[Data shown]
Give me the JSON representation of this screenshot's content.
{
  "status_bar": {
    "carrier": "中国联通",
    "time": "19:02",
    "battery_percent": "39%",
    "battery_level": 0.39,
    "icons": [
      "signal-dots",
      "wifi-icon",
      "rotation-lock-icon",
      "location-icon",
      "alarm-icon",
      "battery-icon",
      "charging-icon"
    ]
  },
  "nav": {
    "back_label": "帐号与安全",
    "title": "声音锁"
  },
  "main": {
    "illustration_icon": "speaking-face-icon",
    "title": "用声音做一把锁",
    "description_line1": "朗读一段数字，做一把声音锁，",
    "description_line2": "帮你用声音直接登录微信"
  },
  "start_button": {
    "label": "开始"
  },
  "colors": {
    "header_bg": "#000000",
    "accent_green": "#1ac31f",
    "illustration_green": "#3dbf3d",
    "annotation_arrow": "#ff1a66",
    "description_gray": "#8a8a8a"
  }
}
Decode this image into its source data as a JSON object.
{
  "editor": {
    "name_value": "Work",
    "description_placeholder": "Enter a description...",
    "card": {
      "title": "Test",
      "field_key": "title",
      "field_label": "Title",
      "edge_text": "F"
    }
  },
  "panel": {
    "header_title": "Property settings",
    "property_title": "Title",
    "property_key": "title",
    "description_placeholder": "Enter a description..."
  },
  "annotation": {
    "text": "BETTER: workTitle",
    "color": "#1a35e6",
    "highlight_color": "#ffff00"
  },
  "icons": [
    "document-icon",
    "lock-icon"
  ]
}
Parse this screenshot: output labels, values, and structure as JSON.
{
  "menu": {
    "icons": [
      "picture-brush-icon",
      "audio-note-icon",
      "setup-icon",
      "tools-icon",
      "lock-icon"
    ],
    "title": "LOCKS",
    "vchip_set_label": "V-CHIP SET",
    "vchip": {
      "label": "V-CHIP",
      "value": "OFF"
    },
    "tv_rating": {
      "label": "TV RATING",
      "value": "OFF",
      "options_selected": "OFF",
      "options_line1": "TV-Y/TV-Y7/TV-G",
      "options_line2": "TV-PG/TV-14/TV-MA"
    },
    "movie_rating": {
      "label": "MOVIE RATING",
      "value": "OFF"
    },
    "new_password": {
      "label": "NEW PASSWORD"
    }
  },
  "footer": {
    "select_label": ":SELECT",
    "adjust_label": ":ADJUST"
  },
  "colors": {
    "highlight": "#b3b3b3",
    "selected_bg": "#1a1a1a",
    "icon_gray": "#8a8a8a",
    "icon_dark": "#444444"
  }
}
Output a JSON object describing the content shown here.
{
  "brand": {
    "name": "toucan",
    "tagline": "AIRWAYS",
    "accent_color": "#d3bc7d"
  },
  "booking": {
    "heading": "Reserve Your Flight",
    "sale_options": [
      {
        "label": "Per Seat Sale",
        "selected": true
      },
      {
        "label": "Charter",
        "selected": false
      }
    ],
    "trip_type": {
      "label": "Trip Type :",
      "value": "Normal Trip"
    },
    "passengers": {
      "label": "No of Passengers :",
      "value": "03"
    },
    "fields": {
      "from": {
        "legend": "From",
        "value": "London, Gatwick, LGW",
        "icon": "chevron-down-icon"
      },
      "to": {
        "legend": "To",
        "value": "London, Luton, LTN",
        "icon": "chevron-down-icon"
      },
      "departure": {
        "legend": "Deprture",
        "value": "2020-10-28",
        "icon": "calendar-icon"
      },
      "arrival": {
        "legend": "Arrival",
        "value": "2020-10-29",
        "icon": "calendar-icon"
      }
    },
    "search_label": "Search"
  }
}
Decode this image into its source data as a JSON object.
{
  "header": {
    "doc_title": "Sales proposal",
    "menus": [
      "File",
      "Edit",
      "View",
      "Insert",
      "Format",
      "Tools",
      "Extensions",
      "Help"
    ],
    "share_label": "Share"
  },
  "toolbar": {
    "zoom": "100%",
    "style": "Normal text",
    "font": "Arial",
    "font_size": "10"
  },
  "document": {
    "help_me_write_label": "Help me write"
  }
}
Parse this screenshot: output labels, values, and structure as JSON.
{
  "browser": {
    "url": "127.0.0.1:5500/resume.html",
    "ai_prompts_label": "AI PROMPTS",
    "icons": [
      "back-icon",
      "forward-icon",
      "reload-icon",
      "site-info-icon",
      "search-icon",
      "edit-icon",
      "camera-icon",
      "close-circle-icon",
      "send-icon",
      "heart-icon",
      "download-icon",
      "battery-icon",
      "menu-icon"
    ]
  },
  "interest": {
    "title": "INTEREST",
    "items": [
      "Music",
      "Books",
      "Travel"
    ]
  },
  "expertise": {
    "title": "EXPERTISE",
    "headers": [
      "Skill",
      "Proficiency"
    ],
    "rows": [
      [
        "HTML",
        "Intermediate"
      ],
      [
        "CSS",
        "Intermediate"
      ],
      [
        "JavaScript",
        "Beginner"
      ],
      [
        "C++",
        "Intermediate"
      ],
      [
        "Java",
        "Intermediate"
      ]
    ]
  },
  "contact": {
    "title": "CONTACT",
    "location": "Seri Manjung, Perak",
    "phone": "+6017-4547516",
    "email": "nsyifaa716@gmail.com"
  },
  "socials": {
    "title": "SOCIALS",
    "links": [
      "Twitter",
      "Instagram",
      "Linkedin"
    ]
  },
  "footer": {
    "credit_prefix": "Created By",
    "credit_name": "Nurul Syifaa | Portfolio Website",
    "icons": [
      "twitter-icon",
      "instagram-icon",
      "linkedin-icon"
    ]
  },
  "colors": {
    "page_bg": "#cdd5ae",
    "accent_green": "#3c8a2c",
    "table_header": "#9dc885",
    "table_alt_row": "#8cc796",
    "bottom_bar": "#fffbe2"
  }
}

[What needs to be done] Transcribe the material above word for word.

[Task result]
Give me the JSON representation of this screenshot's content.
{
  "status_bar": {
    "carrier": "中国联通",
    "time": "19:02",
    "battery_percent": "39%",
    "battery_level": 0.39,
    "icons": [
      "signal-dots",
      "wifi-icon",
      "rotation-lock-icon",
      "location-icon",
      "alarm-icon",
      "battery-icon",
      "charging-icon"
    ]
  },
  "nav": {
    "back_label": "帐号与安全",
    "title": "声音锁"
  },
  "main": {
    "illustration_icon": "speaking-face-icon",
    "title": "用声音做一把锁",
    "description_line1": "朗读一段数字，做一把声音锁，",
    "description_line2": "帮你用声音直接登录微信"
  },
  "start_button": {
    "label": "开始"
  },
  "colors": {
    "header_bg": "#000000",
    "accent_green": "#1ac31f",
    "illustration_green": "#3dbf3d",
    "annotation_arrow": "#ff1a66",
    "description_gray": "#8a8a8a"
  }
}
Decode this image into its source data as a JSON object.
{
  "editor": {
    "name_value": "Work",
    "description_placeholder": "Enter a description...",
    "card": {
      "title": "Test",
      "field_key": "title",
      "field_label": "Title",
      "edge_text": "F"
    }
  },
  "panel": {
    "header_title": "Property settings",
    "property_title": "Title",
    "property_key": "title",
    "description_placeholder": "Enter a description..."
  },
  "annotation": {
    "text": "BETTER: workTitle",
    "color": "#1a35e6",
    "highlight_color": "#ffff00"
  },
  "icons": [
    "document-icon",
    "lock-icon"
  ]
}
Parse this screenshot: output labels, values, and structure as JSON.
{
  "menu": {
    "icons": [
      "picture-brush-icon",
      "audio-note-icon",
      "setup-icon",
      "tools-icon",
      "lock-icon"
    ],
    "title": "LOCKS",
    "vchip_set_label": "V-CHIP SET",
    "vchip": {
      "label": "V-CHIP",
      "value": "OFF"
    },
    "tv_rating": {
      "label": "TV RATING",
      "value": "OFF",
      "options_selected": "OFF",
      "options_line1": "TV-Y/TV-Y7/TV-G",
      "options_line2": "TV-PG/TV-14/TV-MA"
    },
    "movie_rating": {
      "label": "MOVIE RATING",
      "value": "OFF"
    },
    "new_password": {
      "label": "NEW PASSWORD"
    }
  },
  "footer": {
    "select_label": ":SELECT",
    "adjust_label": ":ADJUST"
  },
  "colors": {
    "highlight": "#b3b3b3",
    "selected_bg": "#1a1a1a",
    "icon_gray": "#8a8a8a",
    "icon_dark": "#444444"
  }
}
Output a JSON object describing the content shown here.
{
  "brand": {
    "name": "toucan",
    "tagline": "AIRWAYS",
    "accent_color": "#d3bc7d"
  },
  "booking": {
    "heading": "Reserve Your Flight",
    "sale_options": [
      {
        "label": "Per Seat Sale",
        "selected": true
      },
      {
        "label": "Charter",
        "selected": false
      }
    ],
    "trip_type": {
      "label": "Trip Type :",
      "value": "Normal Trip"
    },
    "passengers": {
      "label": "No of Passengers :",
      "value": "03"
    },
    "fields": {
      "from": {
        "legend": "From",
        "value": "London, Gatwick, LGW",
        "icon": "chevron-down-icon"
      },
      "to": {
        "legend": "To",
        "value": "London, Luton, LTN",
        "icon": "chevron-down-icon"
      },
      "departure": {
        "legend": "Deprture",
        "value": "2020-10-28",
        "icon": "calendar-icon"
      },
      "arrival": {
        "legend": "Arrival",
        "value": "2020-10-29",
        "icon": "calendar-icon"
      }
    },
    "search_label": "Search"
  }
}
Decode this image into its source data as a JSON object.
{
  "header": {
    "doc_title": "Sales proposal",
    "menus": [
      "File",
      "Edit",
      "View",
      "Insert",
      "Format",
      "Tools",
      "Extensions",
      "Help"
    ],
    "share_label": "Share"
  },
  "toolbar": {
    "zoom": "100%",
    "style": "Normal text",
    "font": "Arial",
    "font_size": "10"
  },
  "document": {
    "help_me_write_label": "Help me write"
  }
}
Parse this screenshot: output labels, values, and structure as JSON.
{
  "browser": {
    "url": "127.0.0.1:5500/resume.html",
    "ai_prompts_label": "AI PROMPTS",
    "icons": [
      "back-icon",
      "forward-icon",
      "reload-icon",
      "site-info-icon",
      "search-icon",
      "edit-icon",
      "camera-icon",
      "close-circle-icon",
      "send-icon",
      "heart-icon",
      "download-icon",
      "battery-icon",
      "menu-icon"
    ]
  },
  "interest": {
    "title": "INTEREST",
    "items": [
      "Music",
      "Books",
      "Travel"
    ]
  },
  "expertise": {
    "title": "EXPERTISE",
    "headers": [
      "Skill",
      "Proficiency"
    ],
    "rows": [
      [
        "HTML",
        "Intermediate"
      ],
      [
        "CSS",
        "Intermediate"
      ],
      [
        "JavaScript",
        "Beginner"
      ],
      [
        "C++",
        "Intermediate"
      ],
      [
        "Java",
        "Intermediate"
      ]
    ]
  },
  "contact": {
    "title": "CONTACT",
    "location": "Seri Manjung, Perak",
    "phone": "+6017-4547516",
    "email": "nsyifaa716@gmail.com"
  },
  "socials": {
    "title": "SOCIALS",
    "links": [
      "Twitter",
      "Instagram",
      "Linkedin"
    ]
  },
  "footer": {
    "credit_prefix": "Created By",
    "credit_name": "Nurul Syifaa | Portfolio Website",
    "icons": [
      "twitter-icon",
      "instagram-icon",
      "linkedin-icon"
    ]
  },
  "colors": {
    "page_bg": "#cdd5ae",
    "accent_green": "#3c8a2c",
    "table_header": "#9dc885",
    "table_alt_row": "#8cc796",
    "bottom_bar": "#fffbe2"
  }
}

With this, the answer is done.